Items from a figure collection
******

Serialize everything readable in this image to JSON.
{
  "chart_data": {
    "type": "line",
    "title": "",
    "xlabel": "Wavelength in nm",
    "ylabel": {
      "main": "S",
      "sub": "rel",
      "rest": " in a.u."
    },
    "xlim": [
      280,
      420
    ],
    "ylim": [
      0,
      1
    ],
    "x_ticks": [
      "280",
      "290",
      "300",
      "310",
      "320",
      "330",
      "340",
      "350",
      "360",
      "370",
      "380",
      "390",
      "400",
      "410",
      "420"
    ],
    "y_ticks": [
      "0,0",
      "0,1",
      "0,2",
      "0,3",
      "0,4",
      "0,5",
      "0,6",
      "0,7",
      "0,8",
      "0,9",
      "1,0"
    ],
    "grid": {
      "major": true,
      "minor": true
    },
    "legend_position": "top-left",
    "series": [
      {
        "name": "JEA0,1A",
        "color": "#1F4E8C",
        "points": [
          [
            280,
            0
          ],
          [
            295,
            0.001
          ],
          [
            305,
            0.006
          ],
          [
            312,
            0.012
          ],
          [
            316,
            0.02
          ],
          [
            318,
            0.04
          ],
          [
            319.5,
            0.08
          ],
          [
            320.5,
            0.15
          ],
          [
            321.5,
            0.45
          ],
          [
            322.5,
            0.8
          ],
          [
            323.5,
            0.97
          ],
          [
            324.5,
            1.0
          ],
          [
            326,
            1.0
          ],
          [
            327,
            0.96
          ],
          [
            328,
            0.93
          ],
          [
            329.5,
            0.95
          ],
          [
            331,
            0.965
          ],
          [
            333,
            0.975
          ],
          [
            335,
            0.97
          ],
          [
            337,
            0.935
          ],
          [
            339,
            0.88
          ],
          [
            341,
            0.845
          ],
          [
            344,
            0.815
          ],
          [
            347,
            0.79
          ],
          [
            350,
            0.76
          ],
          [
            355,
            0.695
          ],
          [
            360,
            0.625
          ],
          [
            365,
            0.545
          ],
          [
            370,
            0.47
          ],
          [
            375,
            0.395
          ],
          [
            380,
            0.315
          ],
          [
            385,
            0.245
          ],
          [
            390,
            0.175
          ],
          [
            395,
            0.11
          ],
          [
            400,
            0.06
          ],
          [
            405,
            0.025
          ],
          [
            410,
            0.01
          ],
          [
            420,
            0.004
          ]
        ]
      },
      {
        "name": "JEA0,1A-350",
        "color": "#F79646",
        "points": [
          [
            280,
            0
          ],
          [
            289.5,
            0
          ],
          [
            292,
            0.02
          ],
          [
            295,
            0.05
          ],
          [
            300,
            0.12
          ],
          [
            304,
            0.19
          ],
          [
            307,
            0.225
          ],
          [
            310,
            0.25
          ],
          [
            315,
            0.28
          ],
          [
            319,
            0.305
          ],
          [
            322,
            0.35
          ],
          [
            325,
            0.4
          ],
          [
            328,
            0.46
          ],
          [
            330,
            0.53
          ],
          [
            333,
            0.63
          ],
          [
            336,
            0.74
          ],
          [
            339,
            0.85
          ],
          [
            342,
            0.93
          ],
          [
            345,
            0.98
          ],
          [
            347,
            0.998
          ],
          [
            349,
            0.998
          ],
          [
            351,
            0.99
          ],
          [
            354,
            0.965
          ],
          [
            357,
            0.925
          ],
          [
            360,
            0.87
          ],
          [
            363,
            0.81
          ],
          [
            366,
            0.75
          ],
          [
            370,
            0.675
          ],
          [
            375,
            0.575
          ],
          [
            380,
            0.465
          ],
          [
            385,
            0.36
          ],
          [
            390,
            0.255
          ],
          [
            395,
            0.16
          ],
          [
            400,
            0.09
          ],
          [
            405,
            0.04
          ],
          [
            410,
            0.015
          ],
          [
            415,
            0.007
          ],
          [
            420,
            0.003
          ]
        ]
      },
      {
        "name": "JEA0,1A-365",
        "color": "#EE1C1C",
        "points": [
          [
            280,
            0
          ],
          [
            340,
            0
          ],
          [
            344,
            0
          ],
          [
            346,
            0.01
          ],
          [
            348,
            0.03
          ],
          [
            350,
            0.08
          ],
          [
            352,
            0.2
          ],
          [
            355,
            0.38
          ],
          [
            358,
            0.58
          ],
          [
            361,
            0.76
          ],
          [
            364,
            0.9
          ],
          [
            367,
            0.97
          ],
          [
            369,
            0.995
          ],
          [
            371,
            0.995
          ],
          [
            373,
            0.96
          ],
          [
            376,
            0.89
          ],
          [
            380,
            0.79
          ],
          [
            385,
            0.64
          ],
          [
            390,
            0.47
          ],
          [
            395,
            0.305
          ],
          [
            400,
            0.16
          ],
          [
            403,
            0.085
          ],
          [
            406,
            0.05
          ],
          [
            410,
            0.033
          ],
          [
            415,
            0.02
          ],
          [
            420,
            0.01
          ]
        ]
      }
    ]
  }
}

******

Write out every entry again exactly, please, with nothing missing.

Serialize everything readable in this image to JSON.
{
  "chart_data": {
    "type": "line",
    "title": "",
    "xlabel": "Wavelength in nm",
    "ylabel": {
      "main": "S",
      "sub": "rel",
      "rest": " in a.u."
    },
    "xlim": [
      280,
      420
    ],
    "ylim": [
      0,
      1
    ],
    "x_ticks": [
      "280",
      "290",
      "300",
      "310",
      "320",
      "330",
      "340",
      "350",
      "360",
      "370",
      "380",
      "390",
      "400",
      "410",
      "420"
    ],
    "y_ticks": [
      "0,0",
      "0,1",
      "0,2",
      "0,3",
      "0,4",
      "0,5",
      "0,6",
      "0,7",
      "0,8",
      "0,9",
      "1,0"
    ],
    "grid": {
      "major": true,
      "minor": true
    },
    "legend_position": "top-left",
    "series": [
      {
        "name": "JEA0,1A",
        "color": "#1F4E8C",
        "points": [
          [
            280,
            0
          ],
          [
            295,
            0.001
          ],
          [
            305,
            0.006
          ],
          [
            312,
            0.012
          ],
          [
            316,
            0.02
          ],
          [
            318,
            0.04
          ],
          [
            319.5,
            0.08
          ],
          [
            320.5,
            0.15
          ],
          [
            321.5,
            0.45
          ],
          [
            322.5,
            0.8
          ],
          [
            323.5,
            0.97
          ],
          [
            324.5,
            1.0
          ],
          [
            326,
            1.0
          ],
          [
            327,
            0.96
          ],
          [
            328,
            0.93
          ],
          [
            329.5,
            0.95
          ],
          [
            331,
            0.965
          ],
          [
            333,
            0.975
          ],
          [
            335,
            0.97
          ],
          [
            337,
            0.935
          ],
          [
            339,
            0.88
          ],
          [
            341,
            0.845
          ],
          [
            344,
            0.815
          ],
          [
            347,
            0.79
          ],
          [
            350,
            0.76
          ],
          [
            355,
            0.695
          ],
          [
            360,
            0.625
          ],
          [
            365,
            0.545
          ],
          [
            370,
            0.47
          ],
          [
            375,
            0.395
          ],
          [
            380,
            0.315
          ],
          [
            385,
            0.245
          ],
          [
            390,
            0.175
          ],
          [
            395,
            0.11
          ],
          [
            400,
            0.06
          ],
          [
            405,
            0.025
          ],
          [
            410,
            0.01
          ],
          [
            420,
            0.004
          ]
        ]
      },
      {
        "name": "JEA0,1A-350",
        "color": "#F79646",
        "points": [
          [
            280,
            0
          ],
          [
            289.5,
            0
          ],
          [
            292,
            0.02
          ],
          [
            295,
            0.05
          ],
          [
            300,
            0.12
          ],
          [
            304,
            0.19
          ],
          [
            307,
            0.225
          ],
          [
            310,
            0.25
          ],
          [
            315,
            0.28
          ],
          [
            319,
            0.305
          ],
          [
            322,
            0.35
          ],
          [
            325,
            0.4
          ],
          [
            328,
            0.46
          ],
          [
            330,
            0.53
          ],
          [
            333,
            0.63
          ],
          [
            336,
            0.74
          ],
          [
            339,
            0.85
          ],
          [
            342,
            0.93
          ],
          [
            345,
            0.98
          ],
          [
            347,
            0.998
          ],
          [
            349,
            0.998
          ],
          [
            351,
            0.99
          ],
          [
            354,
            0.965
          ],
          [
            357,
            0.925
          ],
          [
            360,
            0.87
          ],
          [
            363,
            0.81
          ],
          [
            366,
            0.75
          ],
          [
            370,
            0.675
          ],
          [
            375,
            0.575
          ],
          [
            380,
            0.465
          ],
          [
            385,
            0.36
          ],
          [
            390,
            0.255
          ],
          [
            395,
            0.16
          ],
          [
            400,
            0.09
          ],
          [
            405,
            0.04
          ],
          [
            410,
            0.015
          ],
          [
            415,
            0.007
          ],
          [
            420,
            0.003
          ]
        ]
      },
      {
        "name": "JEA0,1A-365",
        "color": "#EE1C1C",
        "points": [
          [
            280,
            0
          ],
          [
            340,
            0
          ],
          [
            344,
            0
          ],
          [
            346,
            0.01
          ],
          [
            348,
            0.03
          ],
          [
            350,
            0.08
          ],
          [
            352,
            0.2
          ],
          [
            355,
            0.38
          ],
          [
            358,
            0.58
          ],
          [
            361,
            0.76
          ],
          [
            364,
            0.9
          ],
          [
            367,
            0.97
          ],
          [
            369,
            0.995
          ],
          [
            371,
            0.995
          ],
          [
            373,
            0.96
          ],
          [
            376,
            0.89
          ],
          [
            380,
            0.79
          ],
          [
            385,
            0.64
          ],
          [
            390,
            0.47
          ],
          [
            395,
            0.305
          ],
          [
            400,
            0.16
          ],
          [
            403,
            0.085
          ],
          [
            406,
            0.05
          ],
          [
            410,
            0.033
          ],
          [
            415,
            0.02
          ],
          [
            420,
            0.01
          ]
        ]
      }
    ]
  }
}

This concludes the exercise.